WRITTEN PROBLEM => Extract each line holding the word "xlabel" from the entries.

________

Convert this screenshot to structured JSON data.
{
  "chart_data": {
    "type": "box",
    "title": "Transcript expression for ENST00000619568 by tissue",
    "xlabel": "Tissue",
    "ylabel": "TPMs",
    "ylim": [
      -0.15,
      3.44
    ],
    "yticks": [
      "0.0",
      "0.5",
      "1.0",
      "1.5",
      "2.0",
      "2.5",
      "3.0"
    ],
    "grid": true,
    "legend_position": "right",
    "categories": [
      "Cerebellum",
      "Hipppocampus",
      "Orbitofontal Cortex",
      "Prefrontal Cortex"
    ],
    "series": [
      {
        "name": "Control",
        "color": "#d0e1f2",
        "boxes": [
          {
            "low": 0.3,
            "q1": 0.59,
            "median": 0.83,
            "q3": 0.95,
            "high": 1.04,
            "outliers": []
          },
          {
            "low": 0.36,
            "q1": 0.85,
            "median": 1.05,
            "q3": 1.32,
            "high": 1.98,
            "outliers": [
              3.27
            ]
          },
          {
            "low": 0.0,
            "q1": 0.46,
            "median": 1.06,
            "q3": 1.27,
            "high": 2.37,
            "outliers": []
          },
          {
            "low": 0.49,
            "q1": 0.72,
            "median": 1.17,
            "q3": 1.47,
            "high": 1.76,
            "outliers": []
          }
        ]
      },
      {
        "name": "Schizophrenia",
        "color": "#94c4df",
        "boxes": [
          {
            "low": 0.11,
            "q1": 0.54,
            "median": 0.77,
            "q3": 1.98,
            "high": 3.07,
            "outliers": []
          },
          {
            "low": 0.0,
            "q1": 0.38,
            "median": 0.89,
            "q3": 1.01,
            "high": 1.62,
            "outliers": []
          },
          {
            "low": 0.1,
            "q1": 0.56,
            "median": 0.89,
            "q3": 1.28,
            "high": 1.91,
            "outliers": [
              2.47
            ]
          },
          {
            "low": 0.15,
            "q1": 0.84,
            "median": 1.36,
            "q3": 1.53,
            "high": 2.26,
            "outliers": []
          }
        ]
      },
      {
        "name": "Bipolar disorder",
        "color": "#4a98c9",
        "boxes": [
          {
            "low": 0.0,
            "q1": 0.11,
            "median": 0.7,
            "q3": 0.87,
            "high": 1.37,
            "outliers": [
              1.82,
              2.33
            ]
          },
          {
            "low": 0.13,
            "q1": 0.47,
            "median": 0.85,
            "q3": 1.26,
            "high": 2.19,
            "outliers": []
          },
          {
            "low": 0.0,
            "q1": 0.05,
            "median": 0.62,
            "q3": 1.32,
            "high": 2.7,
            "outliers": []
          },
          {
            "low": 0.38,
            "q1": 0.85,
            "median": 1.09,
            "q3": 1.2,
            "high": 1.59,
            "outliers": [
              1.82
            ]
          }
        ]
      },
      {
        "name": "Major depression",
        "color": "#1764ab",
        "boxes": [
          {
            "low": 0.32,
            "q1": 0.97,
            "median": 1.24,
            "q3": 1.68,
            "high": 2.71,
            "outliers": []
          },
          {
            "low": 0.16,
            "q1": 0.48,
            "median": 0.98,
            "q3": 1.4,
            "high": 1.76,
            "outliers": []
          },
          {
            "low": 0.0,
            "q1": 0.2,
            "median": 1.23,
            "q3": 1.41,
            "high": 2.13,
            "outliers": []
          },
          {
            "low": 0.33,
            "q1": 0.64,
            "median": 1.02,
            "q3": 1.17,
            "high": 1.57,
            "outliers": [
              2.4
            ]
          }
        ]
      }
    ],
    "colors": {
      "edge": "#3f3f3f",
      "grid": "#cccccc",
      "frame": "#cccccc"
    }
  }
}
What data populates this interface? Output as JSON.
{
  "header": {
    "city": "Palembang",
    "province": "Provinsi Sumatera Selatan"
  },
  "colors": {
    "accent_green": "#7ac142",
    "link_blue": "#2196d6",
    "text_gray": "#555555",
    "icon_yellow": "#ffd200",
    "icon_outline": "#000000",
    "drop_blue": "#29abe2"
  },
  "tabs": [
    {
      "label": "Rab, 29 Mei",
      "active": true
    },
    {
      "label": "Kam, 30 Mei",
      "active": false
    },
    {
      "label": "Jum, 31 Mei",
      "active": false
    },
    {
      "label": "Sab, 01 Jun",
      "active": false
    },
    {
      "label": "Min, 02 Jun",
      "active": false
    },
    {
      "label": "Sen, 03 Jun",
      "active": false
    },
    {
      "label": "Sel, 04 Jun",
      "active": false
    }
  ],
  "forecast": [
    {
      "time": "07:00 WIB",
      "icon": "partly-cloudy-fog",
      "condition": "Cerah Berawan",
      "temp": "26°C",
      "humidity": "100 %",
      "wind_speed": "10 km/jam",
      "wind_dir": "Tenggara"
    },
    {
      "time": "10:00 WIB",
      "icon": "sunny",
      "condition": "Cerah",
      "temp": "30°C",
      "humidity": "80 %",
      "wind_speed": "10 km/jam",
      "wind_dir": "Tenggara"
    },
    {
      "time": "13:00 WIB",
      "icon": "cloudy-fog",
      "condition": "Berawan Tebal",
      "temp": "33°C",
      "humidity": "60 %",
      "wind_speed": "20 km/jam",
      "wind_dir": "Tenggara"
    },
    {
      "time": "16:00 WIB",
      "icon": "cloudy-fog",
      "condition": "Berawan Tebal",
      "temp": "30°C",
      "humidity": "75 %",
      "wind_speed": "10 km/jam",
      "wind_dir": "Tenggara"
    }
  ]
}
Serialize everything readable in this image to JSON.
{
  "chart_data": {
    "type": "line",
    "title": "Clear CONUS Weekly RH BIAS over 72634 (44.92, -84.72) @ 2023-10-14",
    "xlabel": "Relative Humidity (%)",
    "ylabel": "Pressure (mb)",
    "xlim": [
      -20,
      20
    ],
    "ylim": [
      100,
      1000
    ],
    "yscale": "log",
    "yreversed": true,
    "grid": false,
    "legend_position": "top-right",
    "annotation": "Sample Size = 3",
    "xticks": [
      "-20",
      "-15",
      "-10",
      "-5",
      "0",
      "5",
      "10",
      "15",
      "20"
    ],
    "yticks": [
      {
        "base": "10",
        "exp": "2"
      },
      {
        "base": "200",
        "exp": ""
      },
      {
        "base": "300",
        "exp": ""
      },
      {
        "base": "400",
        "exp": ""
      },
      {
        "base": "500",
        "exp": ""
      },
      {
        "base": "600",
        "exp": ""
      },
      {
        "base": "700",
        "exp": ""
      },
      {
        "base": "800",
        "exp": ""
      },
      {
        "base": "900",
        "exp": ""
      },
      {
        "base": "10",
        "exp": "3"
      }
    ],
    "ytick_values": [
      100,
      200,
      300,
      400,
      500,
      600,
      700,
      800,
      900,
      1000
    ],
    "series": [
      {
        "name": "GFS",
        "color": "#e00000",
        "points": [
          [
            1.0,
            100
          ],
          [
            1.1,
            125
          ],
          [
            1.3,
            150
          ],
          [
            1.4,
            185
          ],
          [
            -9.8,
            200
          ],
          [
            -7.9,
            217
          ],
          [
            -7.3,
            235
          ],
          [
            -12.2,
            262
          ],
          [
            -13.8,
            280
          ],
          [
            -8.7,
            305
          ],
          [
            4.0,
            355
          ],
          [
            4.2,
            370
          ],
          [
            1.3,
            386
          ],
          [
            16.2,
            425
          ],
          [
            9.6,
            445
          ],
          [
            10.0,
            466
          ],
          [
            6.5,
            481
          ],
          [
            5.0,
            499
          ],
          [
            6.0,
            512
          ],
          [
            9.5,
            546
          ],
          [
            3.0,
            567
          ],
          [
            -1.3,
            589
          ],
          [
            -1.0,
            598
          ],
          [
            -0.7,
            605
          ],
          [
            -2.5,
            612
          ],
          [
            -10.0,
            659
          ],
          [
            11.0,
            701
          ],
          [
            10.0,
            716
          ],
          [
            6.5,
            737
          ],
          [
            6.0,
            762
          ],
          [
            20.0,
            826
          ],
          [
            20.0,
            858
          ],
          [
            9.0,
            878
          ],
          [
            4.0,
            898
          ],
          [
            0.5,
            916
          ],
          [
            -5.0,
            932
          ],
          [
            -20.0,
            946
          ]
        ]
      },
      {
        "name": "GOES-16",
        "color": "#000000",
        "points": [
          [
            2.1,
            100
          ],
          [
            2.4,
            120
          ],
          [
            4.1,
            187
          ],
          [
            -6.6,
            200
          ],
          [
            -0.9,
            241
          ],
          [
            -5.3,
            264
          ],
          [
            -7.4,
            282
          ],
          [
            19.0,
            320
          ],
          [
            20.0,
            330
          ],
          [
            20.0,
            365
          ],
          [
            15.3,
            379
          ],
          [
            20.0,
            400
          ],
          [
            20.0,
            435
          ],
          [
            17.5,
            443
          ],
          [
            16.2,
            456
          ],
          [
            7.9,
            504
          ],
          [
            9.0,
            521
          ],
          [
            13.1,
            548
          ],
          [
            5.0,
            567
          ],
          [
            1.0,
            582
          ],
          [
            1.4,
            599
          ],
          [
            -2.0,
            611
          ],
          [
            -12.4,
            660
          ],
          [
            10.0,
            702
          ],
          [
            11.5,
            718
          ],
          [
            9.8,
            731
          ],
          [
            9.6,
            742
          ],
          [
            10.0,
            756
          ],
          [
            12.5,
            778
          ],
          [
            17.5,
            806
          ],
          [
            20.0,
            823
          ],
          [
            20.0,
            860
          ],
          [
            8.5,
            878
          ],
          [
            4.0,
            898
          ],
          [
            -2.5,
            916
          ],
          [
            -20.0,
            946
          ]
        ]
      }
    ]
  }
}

________

TASK SOLUTION =>
    "xlabel": "Tissue",
    "xlabel": "Relative Humidity (%)",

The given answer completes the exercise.